* [EXTRACTED MATERIAL]
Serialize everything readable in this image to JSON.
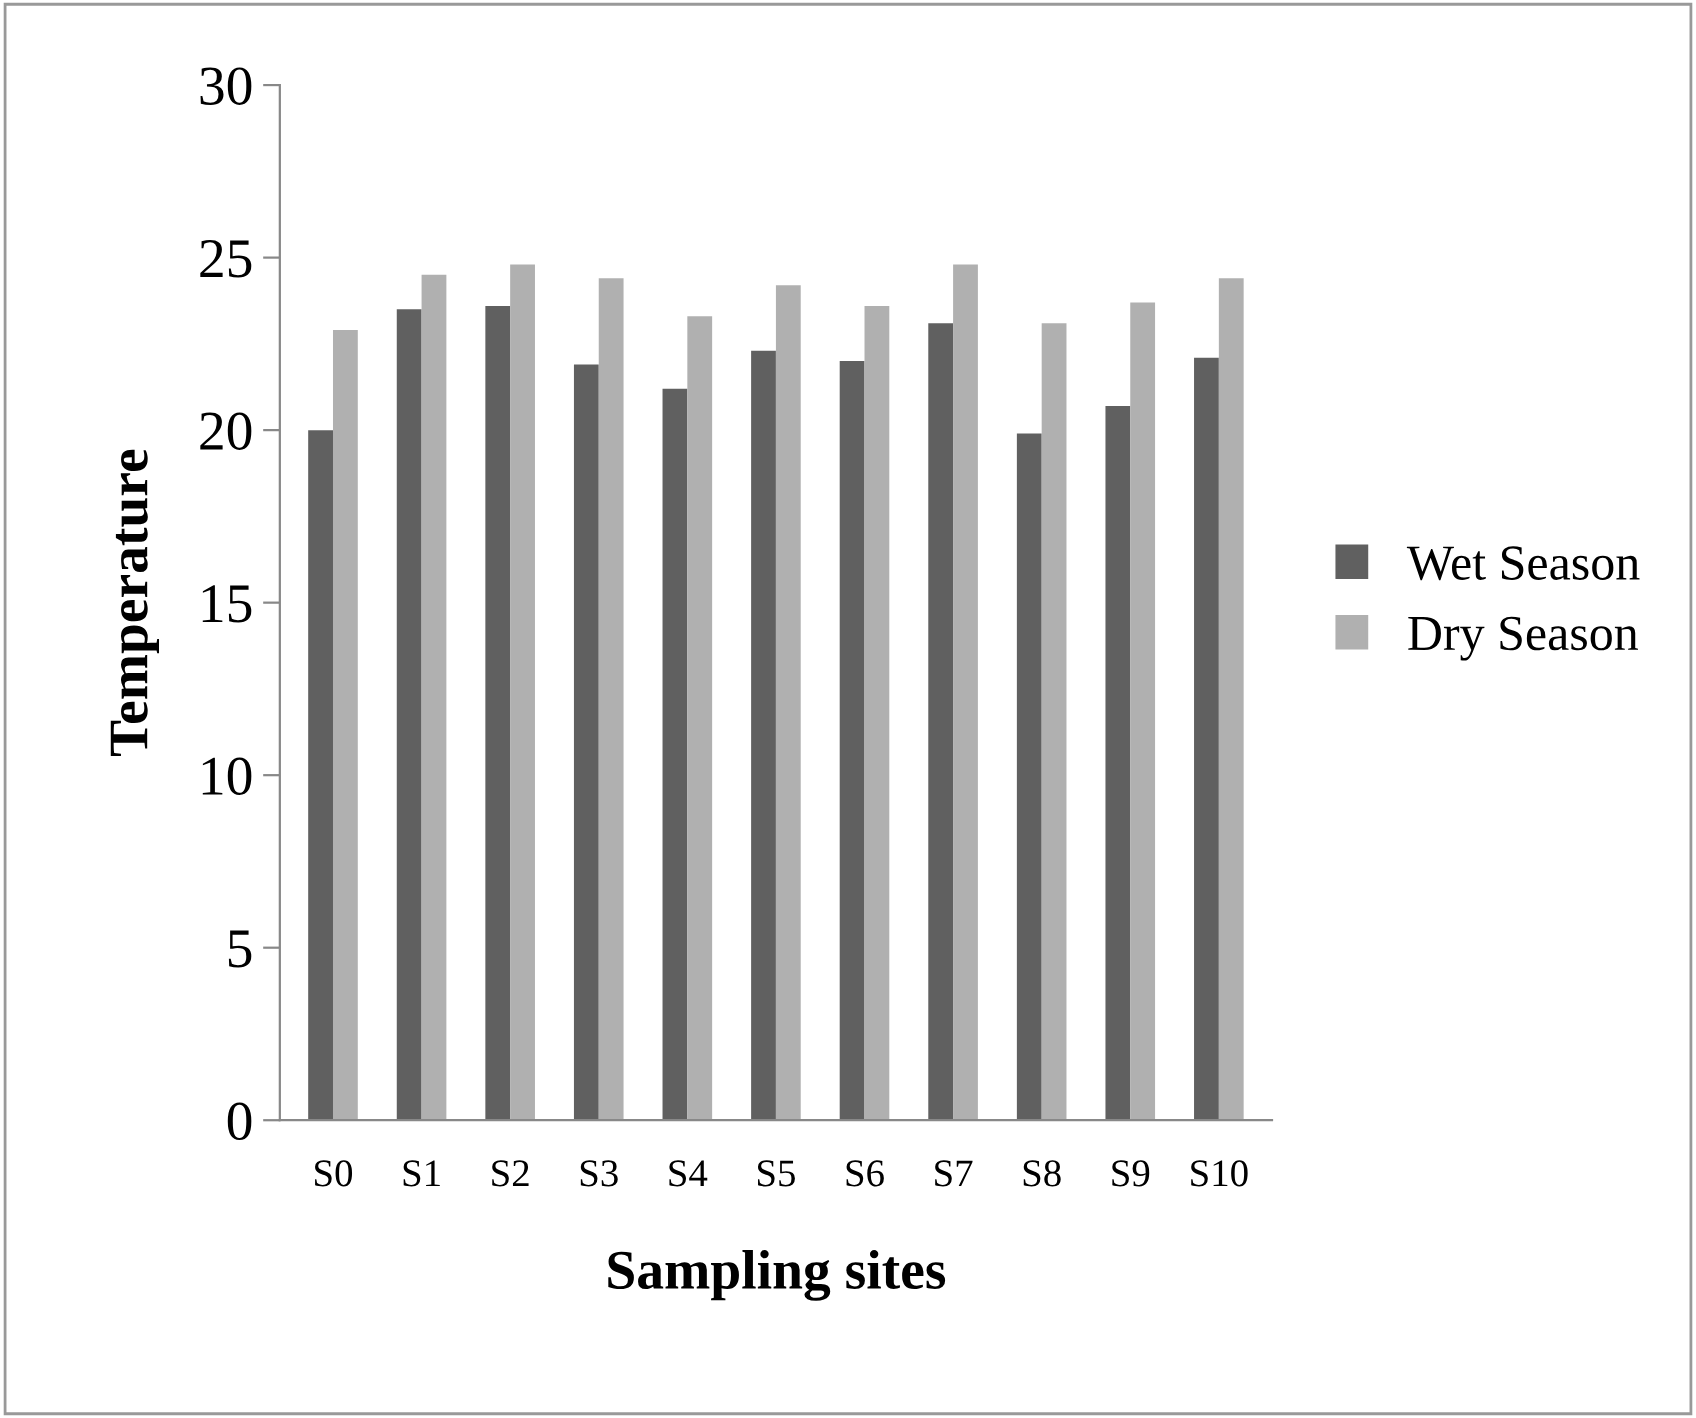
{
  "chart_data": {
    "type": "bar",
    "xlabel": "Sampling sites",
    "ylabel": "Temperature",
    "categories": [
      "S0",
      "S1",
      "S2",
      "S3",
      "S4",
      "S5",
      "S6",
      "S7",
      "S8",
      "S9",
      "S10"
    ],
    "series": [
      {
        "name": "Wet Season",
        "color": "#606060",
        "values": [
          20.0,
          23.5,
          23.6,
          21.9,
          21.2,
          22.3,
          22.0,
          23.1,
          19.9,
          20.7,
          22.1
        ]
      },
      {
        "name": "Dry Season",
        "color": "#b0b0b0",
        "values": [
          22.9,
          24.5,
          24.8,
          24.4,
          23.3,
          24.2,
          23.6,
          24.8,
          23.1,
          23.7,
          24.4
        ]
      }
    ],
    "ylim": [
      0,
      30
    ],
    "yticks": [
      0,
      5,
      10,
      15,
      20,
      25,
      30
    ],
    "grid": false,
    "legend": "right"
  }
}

* [TASK DESCRIPTION] Pictures appear in the records above. Output everything except them, exactly.

* [WRITTEN SOLUTION]
Serialize everything readable in this image to JSON.
{
  "chart_data": {
    "type": "bar",
    "xlabel": "Sampling sites",
    "ylabel": "Temperature",
    "categories": [
      "S0",
      "S1",
      "S2",
      "S3",
      "S4",
      "S5",
      "S6",
      "S7",
      "S8",
      "S9",
      "S10"
    ],
    "series": [
      {
        "name": "Wet Season",
        "color": "#606060",
        "values": [
          20.0,
          23.5,
          23.6,
          21.9,
          21.2,
          22.3,
          22.0,
          23.1,
          19.9,
          20.7,
          22.1
        ]
      },
      {
        "name": "Dry Season",
        "color": "#b0b0b0",
        "values": [
          22.9,
          24.5,
          24.8,
          24.4,
          23.3,
          24.2,
          23.6,
          24.8,
          23.1,
          23.7,
          24.4
        ]
      }
    ],
    "ylim": [
      0,
      30
    ],
    "yticks": [
      0,
      5,
      10,
      15,
      20,
      25,
      30
    ],
    "grid": false,
    "legend": "right"
  }
}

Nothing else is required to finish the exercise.